[START OF TASK DATA]

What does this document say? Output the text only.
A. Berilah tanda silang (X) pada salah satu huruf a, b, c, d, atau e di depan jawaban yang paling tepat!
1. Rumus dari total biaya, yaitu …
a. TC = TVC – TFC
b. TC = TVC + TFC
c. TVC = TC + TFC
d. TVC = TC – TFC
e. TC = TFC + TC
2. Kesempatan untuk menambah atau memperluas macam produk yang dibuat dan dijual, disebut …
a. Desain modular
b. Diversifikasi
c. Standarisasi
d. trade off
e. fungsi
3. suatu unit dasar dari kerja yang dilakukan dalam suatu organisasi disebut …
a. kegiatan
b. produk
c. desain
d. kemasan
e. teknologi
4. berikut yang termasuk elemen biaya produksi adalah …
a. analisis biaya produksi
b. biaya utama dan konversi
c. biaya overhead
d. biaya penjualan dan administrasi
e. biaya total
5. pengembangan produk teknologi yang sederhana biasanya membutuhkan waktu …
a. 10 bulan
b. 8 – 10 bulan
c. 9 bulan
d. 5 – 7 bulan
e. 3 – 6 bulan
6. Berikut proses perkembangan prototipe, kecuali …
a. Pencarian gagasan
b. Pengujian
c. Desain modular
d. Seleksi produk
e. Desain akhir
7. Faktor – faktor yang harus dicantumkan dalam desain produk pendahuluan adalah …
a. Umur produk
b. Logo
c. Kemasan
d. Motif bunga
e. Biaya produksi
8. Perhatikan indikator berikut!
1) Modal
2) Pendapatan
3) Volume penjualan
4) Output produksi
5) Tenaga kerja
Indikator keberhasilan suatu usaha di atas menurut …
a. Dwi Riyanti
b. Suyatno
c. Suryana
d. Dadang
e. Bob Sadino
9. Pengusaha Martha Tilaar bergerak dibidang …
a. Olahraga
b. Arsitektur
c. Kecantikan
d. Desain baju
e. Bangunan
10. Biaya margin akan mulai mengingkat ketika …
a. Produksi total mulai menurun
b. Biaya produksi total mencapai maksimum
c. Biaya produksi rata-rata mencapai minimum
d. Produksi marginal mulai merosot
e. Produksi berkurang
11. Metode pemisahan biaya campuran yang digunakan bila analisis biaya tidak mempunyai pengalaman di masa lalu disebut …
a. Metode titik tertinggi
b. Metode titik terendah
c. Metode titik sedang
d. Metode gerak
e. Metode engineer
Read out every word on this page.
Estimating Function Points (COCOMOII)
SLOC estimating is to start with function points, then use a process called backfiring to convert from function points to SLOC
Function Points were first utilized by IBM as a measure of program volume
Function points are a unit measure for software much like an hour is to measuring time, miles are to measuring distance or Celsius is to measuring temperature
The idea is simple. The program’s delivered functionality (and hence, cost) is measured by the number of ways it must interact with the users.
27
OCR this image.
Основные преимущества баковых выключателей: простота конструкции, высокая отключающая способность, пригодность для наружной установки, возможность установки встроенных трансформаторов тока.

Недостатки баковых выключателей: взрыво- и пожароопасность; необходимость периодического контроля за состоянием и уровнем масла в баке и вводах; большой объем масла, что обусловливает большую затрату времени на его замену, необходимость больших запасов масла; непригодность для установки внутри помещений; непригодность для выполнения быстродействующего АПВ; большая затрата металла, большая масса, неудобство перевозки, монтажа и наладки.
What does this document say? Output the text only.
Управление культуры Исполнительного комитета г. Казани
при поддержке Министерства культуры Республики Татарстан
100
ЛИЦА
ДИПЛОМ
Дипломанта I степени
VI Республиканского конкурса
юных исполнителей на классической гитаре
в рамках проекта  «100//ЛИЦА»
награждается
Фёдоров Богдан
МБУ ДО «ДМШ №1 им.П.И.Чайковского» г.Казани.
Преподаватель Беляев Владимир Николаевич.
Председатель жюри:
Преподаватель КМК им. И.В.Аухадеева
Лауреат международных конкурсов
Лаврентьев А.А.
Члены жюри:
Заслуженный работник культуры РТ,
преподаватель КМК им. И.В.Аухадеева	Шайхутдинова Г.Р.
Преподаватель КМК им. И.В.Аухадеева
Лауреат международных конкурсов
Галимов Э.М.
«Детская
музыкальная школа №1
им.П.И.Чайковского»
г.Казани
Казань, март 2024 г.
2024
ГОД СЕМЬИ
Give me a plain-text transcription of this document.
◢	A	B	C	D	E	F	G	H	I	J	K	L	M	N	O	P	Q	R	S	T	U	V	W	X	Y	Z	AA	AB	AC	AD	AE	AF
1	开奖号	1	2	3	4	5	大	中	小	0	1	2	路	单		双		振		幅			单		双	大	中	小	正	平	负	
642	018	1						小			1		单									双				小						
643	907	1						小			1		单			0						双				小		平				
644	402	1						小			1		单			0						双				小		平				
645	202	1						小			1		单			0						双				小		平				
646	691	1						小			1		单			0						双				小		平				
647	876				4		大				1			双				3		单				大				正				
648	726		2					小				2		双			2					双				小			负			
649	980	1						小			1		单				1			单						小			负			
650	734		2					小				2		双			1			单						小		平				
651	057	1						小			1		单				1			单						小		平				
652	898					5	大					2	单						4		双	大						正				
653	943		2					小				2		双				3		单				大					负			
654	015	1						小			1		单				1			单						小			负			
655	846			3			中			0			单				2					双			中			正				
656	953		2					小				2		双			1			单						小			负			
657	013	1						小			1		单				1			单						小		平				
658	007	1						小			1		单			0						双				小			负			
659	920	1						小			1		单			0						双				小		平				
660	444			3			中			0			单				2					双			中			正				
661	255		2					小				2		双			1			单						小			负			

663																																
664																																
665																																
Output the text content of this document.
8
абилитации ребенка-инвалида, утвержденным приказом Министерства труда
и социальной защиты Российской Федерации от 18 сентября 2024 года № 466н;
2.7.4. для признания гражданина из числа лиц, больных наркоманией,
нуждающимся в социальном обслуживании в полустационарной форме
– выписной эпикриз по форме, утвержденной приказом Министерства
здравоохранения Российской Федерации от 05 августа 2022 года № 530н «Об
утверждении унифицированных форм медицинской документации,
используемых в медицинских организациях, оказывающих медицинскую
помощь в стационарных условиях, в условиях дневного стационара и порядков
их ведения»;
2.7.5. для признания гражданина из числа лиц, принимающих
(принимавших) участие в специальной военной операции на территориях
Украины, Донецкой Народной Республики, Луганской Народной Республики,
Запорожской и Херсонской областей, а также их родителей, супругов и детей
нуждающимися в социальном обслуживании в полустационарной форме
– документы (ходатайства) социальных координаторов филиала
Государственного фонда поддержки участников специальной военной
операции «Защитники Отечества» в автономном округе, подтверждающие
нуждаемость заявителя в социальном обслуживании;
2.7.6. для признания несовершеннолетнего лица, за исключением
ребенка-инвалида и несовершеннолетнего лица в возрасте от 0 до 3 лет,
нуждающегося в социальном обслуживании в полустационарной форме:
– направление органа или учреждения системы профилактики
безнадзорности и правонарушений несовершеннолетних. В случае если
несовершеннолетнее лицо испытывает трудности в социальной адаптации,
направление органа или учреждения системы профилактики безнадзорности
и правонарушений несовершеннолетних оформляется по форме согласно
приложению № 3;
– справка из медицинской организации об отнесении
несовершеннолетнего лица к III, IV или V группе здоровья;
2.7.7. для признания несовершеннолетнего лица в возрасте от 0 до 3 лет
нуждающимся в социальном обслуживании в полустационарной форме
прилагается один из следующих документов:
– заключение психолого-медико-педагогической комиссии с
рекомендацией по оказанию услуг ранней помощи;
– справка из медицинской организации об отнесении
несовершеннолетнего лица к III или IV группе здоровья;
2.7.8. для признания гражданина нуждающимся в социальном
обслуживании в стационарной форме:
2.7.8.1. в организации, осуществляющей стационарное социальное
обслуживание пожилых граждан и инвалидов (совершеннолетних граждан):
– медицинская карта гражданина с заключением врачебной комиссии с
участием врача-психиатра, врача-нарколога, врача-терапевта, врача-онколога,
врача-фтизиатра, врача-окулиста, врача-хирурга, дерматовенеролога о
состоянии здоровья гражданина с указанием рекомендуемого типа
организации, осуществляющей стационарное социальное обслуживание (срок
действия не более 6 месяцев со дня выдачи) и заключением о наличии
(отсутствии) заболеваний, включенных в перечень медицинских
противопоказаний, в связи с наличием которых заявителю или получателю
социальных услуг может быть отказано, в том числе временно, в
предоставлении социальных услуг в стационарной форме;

[END OF TASK DATA]

PROBLEM DETAILS:
Look over the records above and copy each line that includes the string "несовершеннолетнего".

ANSWER FOR THE TASK:
2.7.6. для признания несовершеннолетнего лица, за исключением
ребенка-инвалида и несовершеннолетнего лица в возрасте от 0 до 3 лет,
несовершеннолетнего лица к III, IV или V группе здоровья;
2.7.7. для признания несовершеннолетнего лица в возрасте от 0 до 3 лет
несовершеннолетнего лица к III или IV группе здоровья;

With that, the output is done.